**Collected data:**
━━━━━━━━━━

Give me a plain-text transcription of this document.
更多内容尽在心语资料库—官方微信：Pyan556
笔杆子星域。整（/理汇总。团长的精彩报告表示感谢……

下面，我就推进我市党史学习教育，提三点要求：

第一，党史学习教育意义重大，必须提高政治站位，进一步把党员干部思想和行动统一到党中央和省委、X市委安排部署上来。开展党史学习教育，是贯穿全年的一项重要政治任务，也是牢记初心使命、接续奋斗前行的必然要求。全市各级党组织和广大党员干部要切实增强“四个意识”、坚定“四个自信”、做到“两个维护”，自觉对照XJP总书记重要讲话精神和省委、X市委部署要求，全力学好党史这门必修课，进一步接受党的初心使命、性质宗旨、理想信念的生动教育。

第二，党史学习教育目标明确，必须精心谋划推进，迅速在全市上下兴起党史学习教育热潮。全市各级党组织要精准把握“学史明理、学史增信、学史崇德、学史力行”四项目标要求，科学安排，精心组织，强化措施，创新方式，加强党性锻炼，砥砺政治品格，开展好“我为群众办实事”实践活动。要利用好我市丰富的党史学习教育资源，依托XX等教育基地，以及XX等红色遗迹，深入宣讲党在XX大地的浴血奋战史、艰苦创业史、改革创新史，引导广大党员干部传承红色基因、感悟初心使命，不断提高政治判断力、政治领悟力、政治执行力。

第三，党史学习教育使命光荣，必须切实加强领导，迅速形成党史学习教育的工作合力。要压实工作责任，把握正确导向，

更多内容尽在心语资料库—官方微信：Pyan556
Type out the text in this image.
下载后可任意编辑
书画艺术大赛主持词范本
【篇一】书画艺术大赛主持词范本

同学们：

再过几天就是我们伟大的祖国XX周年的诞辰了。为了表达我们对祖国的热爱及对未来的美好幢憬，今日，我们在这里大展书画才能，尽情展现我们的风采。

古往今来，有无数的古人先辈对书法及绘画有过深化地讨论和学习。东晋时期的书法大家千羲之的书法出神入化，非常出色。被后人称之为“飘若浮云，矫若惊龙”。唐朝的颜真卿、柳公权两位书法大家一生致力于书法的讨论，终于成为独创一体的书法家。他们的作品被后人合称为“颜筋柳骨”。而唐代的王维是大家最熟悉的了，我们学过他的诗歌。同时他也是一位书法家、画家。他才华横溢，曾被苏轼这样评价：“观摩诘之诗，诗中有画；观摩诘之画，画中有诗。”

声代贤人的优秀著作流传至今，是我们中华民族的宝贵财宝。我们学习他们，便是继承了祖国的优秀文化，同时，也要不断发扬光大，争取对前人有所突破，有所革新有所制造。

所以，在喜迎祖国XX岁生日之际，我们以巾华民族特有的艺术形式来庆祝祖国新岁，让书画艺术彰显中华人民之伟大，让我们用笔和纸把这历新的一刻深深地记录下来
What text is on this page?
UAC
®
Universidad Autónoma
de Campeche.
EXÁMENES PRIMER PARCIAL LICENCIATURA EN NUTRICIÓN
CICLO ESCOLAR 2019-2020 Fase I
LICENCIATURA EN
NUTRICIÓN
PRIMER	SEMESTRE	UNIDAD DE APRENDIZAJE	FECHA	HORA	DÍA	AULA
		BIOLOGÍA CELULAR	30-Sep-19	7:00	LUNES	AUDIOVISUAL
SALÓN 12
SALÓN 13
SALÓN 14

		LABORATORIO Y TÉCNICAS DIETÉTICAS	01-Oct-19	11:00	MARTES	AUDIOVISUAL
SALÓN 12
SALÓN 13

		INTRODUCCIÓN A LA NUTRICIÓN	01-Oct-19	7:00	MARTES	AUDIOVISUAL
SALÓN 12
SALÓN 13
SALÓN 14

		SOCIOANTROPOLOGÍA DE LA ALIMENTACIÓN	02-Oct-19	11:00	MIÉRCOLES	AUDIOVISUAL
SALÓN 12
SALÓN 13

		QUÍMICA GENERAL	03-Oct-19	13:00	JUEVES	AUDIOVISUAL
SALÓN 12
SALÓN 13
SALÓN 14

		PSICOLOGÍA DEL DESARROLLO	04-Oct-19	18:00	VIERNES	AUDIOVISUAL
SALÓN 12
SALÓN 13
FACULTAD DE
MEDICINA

━━━━━━━━━━

Exactly as shown above, return every record.

Give me a plain-text transcription of this document.
更多内容尽在心语资料库—官方微信：Pyan556
笔杆子星域。整（/理汇总。团长的精彩报告表示感谢……

下面，我就推进我市党史学习教育，提三点要求：

第一，党史学习教育意义重大，必须提高政治站位，进一步把党员干部思想和行动统一到党中央和省委、X市委安排部署上来。开展党史学习教育，是贯穿全年的一项重要政治任务，也是牢记初心使命、接续奋斗前行的必然要求。全市各级党组织和广大党员干部要切实增强“四个意识”、坚定“四个自信”、做到“两个维护”，自觉对照XJP总书记重要讲话精神和省委、X市委部署要求，全力学好党史这门必修课，进一步接受党的初心使命、性质宗旨、理想信念的生动教育。

第二，党史学习教育目标明确，必须精心谋划推进，迅速在全市上下兴起党史学习教育热潮。全市各级党组织要精准把握“学史明理、学史增信、学史崇德、学史力行”四项目标要求，科学安排，精心组织，强化措施，创新方式，加强党性锻炼，砥砺政治品格，开展好“我为群众办实事”实践活动。要利用好我市丰富的党史学习教育资源，依托XX等教育基地，以及XX等红色遗迹，深入宣讲党在XX大地的浴血奋战史、艰苦创业史、改革创新史，引导广大党员干部传承红色基因、感悟初心使命，不断提高政治判断力、政治领悟力、政治执行力。

第三，党史学习教育使命光荣，必须切实加强领导，迅速形成党史学习教育的工作合力。要压实工作责任，把握正确导向，

更多内容尽在心语资料库—官方微信：Pyan556
Type out the text in this image.
下载后可任意编辑
书画艺术大赛主持词范本
【篇一】书画艺术大赛主持词范本

同学们：

再过几天就是我们伟大的祖国XX周年的诞辰了。为了表达我们对祖国的热爱及对未来的美好幢憬，今日，我们在这里大展书画才能，尽情展现我们的风采。

古往今来，有无数的古人先辈对书法及绘画有过深化地讨论和学习。东晋时期的书法大家千羲之的书法出神入化，非常出色。被后人称之为“飘若浮云，矫若惊龙”。唐朝的颜真卿、柳公权两位书法大家一生致力于书法的讨论，终于成为独创一体的书法家。他们的作品被后人合称为“颜筋柳骨”。而唐代的王维是大家最熟悉的了，我们学过他的诗歌。同时他也是一位书法家、画家。他才华横溢，曾被苏轼这样评价：“观摩诘之诗，诗中有画；观摩诘之画，画中有诗。”

声代贤人的优秀著作流传至今，是我们中华民族的宝贵财宝。我们学习他们，便是继承了祖国的优秀文化，同时，也要不断发扬光大，争取对前人有所突破，有所革新有所制造。

所以，在喜迎祖国XX岁生日之际，我们以巾华民族特有的艺术形式来庆祝祖国新岁，让书画艺术彰显中华人民之伟大，让我们用笔和纸把这历新的一刻深深地记录下来
What text is on this page?
UAC
®
Universidad Autónoma
de Campeche.
EXÁMENES PRIMER PARCIAL LICENCIATURA EN NUTRICIÓN
CICLO ESCOLAR 2019-2020 Fase I
LICENCIATURA EN
NUTRICIÓN
PRIMER	SEMESTRE	UNIDAD DE APRENDIZAJE	FECHA	HORA	DÍA	AULA
		BIOLOGÍA CELULAR	30-Sep-19	7:00	LUNES	AUDIOVISUAL
SALÓN 12
SALÓN 13
SALÓN 14

		LABORATORIO Y TÉCNICAS DIETÉTICAS	01-Oct-19	11:00	MARTES	AUDIOVISUAL
SALÓN 12
SALÓN 13

		INTRODUCCIÓN A LA NUTRICIÓN	01-Oct-19	7:00	MARTES	AUDIOVISUAL
SALÓN 12
SALÓN 13
SALÓN 14

		SOCIOANTROPOLOGÍA DE LA ALIMENTACIÓN	02-Oct-19	11:00	MIÉRCOLES	AUDIOVISUAL
SALÓN 12
SALÓN 13

		QUÍMICA GENERAL	03-Oct-19	13:00	JUEVES	AUDIOVISUAL
SALÓN 12
SALÓN 13
SALÓN 14

		PSICOLOGÍA DEL DESARROLLO	04-Oct-19	18:00	VIERNES	AUDIOVISUAL
SALÓN 12
SALÓN 13
FACULTAD DE
MEDICINA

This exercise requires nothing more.